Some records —
================
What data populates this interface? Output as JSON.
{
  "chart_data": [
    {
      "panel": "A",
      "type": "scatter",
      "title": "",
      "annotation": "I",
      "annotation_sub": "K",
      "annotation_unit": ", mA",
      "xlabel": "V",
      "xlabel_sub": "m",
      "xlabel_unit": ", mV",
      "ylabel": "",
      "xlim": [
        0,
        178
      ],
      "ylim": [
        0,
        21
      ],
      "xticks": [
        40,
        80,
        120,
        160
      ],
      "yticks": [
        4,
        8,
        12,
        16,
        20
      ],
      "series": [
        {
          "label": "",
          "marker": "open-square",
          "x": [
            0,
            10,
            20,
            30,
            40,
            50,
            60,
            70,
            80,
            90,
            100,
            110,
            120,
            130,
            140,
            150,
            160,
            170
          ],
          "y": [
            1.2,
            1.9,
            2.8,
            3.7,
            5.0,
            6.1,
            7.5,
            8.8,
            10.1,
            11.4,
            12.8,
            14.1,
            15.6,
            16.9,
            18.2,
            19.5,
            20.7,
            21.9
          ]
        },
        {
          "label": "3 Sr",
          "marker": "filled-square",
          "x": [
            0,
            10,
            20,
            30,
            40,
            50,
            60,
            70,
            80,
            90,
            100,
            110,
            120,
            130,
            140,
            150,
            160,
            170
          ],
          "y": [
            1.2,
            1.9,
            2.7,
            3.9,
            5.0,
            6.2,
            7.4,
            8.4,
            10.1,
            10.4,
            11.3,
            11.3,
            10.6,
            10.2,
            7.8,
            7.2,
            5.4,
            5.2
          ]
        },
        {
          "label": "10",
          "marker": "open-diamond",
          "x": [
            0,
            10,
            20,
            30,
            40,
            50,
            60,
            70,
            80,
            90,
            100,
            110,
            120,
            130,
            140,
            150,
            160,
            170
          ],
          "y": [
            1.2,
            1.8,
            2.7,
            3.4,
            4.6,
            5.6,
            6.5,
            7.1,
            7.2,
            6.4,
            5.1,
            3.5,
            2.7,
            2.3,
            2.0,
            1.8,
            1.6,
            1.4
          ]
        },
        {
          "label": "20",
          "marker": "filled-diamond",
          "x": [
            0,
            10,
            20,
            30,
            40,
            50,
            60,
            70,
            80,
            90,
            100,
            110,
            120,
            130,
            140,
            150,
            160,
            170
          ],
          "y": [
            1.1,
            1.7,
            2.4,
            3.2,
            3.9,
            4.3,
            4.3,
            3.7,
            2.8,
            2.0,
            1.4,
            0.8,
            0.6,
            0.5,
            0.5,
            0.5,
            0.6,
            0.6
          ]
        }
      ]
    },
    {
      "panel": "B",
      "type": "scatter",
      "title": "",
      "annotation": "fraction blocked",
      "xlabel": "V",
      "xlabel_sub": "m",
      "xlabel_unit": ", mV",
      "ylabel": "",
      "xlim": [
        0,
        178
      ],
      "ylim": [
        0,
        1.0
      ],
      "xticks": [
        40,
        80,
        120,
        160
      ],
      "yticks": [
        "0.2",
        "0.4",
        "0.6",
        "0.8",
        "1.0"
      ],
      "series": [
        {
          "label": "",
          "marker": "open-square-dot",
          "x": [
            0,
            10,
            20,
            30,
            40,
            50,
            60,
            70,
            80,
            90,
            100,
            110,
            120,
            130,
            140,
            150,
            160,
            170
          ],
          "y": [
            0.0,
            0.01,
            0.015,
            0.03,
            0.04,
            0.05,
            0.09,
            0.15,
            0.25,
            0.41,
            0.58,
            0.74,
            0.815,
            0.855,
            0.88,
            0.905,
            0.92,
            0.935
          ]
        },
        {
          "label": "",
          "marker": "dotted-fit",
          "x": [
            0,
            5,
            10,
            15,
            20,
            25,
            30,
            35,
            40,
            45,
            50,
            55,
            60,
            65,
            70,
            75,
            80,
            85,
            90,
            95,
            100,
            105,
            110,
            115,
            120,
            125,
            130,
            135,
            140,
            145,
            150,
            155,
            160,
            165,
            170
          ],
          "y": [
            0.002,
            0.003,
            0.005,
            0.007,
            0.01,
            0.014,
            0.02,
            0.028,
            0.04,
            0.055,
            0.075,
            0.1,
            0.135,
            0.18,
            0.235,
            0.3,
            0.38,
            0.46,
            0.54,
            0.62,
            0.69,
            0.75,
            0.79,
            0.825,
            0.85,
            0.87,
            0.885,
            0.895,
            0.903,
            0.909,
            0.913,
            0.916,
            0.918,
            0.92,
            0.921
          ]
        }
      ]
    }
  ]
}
================
OBJECTIVE —
Read the lines above. Gather those in which the string "marker" is found.

FULL RESPONSE —
          "marker": "open-square",
          "marker": "filled-square",
          "marker": "open-diamond",
          "marker": "filled-diamond",
          "marker": "open-square-dot",
          "marker": "dotted-fit",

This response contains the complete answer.